__Exercise__:
Give only one thing: the number of lines that include the word "xlabel".

__Provided records__:
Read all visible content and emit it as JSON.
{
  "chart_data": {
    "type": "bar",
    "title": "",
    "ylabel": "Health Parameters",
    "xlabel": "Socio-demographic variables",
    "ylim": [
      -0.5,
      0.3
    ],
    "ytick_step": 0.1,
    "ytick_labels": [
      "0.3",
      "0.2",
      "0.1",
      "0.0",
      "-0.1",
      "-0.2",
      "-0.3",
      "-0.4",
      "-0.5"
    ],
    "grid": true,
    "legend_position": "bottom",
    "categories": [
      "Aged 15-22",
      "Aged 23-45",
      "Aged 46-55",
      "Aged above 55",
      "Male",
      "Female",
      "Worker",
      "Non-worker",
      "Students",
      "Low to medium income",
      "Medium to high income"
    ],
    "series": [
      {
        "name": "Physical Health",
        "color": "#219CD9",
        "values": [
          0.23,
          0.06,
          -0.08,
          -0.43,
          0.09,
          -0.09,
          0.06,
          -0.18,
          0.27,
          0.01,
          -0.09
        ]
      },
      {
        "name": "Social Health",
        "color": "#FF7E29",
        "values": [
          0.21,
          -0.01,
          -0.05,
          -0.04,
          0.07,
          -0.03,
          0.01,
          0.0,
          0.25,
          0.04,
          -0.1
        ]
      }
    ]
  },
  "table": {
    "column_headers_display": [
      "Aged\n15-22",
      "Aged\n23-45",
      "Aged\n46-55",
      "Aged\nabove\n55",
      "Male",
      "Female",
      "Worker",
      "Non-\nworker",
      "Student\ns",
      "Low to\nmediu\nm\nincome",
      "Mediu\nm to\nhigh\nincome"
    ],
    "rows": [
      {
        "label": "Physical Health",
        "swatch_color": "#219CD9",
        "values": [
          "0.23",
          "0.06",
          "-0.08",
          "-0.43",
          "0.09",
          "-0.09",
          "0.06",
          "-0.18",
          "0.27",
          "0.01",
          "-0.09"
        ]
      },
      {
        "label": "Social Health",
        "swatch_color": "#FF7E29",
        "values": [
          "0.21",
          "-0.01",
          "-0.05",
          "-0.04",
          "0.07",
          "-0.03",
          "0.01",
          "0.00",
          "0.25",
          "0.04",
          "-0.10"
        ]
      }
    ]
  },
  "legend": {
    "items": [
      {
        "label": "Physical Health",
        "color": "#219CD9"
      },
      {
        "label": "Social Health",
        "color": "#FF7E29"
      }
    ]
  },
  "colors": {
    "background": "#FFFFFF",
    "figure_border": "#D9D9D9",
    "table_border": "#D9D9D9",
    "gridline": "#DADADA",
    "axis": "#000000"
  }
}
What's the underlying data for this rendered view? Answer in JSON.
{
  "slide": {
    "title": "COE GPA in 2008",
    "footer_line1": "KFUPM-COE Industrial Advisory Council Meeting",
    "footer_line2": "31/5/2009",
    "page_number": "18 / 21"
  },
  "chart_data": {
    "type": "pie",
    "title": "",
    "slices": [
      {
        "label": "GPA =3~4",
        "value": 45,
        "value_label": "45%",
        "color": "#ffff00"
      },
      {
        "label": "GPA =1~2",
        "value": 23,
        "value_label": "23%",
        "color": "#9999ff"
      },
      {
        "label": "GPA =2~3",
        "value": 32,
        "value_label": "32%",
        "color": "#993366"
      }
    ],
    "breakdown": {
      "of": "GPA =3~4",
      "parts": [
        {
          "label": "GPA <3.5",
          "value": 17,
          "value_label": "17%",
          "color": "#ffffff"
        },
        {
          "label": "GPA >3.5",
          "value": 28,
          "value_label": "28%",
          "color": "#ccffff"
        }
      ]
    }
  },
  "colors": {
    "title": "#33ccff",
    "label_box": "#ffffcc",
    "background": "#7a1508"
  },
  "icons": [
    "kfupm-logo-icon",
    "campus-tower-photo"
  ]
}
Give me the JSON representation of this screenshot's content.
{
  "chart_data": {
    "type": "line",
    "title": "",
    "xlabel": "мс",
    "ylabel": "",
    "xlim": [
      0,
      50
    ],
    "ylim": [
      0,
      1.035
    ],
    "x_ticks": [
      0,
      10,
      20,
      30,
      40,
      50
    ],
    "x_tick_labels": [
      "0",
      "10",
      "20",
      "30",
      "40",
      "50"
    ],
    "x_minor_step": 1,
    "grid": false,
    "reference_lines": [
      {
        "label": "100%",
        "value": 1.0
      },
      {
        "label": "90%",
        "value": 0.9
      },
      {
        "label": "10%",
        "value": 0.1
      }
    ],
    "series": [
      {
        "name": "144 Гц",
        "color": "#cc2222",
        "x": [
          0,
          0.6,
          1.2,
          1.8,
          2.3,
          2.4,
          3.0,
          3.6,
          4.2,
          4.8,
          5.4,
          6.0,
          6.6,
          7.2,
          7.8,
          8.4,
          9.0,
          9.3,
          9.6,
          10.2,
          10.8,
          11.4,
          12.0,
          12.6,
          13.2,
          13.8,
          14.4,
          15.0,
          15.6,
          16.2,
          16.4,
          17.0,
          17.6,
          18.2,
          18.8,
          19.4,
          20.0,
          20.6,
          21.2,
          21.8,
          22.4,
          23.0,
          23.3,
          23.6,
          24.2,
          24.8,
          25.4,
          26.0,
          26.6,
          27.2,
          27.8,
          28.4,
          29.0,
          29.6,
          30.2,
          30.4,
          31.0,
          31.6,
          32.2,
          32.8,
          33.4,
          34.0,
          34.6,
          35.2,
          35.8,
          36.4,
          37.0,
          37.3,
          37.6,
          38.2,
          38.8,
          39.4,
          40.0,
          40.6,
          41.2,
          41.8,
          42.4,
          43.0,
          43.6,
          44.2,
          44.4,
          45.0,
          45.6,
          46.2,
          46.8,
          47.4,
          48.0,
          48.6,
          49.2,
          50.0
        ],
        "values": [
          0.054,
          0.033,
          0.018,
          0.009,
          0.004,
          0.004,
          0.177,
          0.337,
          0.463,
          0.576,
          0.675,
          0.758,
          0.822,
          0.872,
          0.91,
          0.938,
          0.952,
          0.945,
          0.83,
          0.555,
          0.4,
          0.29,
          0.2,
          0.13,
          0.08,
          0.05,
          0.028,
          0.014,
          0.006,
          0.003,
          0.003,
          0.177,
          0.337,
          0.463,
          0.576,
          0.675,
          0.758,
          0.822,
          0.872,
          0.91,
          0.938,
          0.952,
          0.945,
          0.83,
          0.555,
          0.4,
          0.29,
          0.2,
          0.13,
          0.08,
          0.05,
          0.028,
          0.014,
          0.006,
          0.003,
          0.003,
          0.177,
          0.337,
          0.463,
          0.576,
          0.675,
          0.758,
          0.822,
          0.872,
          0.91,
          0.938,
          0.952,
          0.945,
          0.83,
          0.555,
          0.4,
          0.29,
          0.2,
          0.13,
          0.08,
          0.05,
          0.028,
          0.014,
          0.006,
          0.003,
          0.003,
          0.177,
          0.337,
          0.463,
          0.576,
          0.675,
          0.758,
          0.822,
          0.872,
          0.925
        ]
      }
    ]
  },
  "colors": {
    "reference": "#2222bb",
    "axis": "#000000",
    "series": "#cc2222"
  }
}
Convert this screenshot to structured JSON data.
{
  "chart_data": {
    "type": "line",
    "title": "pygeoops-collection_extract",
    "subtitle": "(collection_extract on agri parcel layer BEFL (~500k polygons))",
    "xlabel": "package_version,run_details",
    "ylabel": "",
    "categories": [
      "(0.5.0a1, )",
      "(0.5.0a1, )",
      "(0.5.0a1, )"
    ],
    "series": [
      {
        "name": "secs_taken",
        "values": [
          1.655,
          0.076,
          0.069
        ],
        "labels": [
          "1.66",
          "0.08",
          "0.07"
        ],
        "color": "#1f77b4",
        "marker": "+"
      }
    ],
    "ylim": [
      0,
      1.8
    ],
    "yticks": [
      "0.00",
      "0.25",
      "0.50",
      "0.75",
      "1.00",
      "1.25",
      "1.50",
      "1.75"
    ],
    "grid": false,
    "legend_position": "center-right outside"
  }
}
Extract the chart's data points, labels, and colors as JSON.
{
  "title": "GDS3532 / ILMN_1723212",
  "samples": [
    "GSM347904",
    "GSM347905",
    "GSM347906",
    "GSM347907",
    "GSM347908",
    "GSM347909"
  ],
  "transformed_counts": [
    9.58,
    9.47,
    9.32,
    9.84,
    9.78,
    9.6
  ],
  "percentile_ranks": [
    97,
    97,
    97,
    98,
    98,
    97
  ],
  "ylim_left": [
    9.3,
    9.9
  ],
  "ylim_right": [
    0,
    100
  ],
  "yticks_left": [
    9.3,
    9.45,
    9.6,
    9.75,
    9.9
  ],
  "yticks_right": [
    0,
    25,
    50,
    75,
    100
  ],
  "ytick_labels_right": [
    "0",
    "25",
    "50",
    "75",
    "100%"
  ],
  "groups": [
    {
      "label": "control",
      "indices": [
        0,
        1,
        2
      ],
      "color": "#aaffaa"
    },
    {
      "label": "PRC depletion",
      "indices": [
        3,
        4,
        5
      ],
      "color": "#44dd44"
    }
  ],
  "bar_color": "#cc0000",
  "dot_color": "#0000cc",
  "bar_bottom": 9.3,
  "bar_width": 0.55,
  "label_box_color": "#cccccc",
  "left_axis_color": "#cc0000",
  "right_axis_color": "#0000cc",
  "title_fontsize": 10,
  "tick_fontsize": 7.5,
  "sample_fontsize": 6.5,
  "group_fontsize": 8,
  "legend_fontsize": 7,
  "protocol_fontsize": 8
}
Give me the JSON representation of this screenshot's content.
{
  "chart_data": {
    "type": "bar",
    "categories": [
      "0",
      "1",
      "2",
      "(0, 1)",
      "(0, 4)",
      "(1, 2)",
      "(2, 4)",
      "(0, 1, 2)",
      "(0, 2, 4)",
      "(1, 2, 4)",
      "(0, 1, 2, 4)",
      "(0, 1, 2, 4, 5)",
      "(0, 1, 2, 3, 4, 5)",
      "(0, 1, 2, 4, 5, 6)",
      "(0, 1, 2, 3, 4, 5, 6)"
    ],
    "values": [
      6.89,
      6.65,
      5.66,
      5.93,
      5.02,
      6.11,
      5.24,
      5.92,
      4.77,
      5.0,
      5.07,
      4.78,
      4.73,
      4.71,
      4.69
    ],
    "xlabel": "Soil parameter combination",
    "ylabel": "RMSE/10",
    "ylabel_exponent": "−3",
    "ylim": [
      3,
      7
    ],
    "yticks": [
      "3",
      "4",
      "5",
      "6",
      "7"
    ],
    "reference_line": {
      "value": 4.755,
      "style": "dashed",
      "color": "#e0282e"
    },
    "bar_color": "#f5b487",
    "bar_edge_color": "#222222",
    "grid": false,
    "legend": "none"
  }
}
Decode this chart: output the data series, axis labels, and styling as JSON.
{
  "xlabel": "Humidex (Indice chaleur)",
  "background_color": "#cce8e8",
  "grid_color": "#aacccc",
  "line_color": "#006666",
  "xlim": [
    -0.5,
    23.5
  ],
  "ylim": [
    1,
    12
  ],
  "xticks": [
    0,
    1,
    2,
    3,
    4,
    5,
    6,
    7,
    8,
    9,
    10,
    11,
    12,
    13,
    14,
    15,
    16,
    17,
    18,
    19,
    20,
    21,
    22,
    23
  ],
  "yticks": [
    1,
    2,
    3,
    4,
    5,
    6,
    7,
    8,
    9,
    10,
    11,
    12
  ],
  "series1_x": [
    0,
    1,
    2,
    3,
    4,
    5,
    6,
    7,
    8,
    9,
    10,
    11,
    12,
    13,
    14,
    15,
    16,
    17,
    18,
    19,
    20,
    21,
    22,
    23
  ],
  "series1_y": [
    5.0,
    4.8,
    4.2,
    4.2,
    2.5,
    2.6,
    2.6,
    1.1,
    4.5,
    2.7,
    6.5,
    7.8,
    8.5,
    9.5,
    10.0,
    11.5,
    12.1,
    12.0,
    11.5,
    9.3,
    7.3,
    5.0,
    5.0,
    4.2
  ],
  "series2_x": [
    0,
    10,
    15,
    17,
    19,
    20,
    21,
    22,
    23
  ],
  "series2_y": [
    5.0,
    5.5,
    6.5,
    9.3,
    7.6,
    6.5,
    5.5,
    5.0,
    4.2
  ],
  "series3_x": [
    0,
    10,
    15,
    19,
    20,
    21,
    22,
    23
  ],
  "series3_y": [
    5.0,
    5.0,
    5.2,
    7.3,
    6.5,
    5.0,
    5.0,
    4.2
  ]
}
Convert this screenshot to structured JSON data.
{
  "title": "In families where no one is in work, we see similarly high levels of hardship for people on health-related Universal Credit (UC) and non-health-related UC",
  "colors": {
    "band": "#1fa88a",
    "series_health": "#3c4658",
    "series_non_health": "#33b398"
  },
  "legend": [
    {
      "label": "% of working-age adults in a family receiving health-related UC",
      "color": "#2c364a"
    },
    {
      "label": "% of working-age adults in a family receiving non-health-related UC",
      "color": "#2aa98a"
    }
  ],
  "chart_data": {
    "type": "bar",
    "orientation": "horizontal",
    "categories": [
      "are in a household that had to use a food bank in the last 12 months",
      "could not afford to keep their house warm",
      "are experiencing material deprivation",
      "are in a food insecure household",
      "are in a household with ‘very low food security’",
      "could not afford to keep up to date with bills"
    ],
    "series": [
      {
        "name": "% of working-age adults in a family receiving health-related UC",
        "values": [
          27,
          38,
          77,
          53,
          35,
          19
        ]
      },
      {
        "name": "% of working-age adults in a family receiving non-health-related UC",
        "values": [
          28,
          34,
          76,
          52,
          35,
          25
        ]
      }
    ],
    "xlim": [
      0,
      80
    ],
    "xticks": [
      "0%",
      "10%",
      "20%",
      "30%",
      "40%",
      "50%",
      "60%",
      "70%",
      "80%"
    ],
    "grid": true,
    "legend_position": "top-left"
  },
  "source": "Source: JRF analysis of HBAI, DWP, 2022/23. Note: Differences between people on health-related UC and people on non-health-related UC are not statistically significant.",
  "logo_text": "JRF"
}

__Answer to this problem__:
5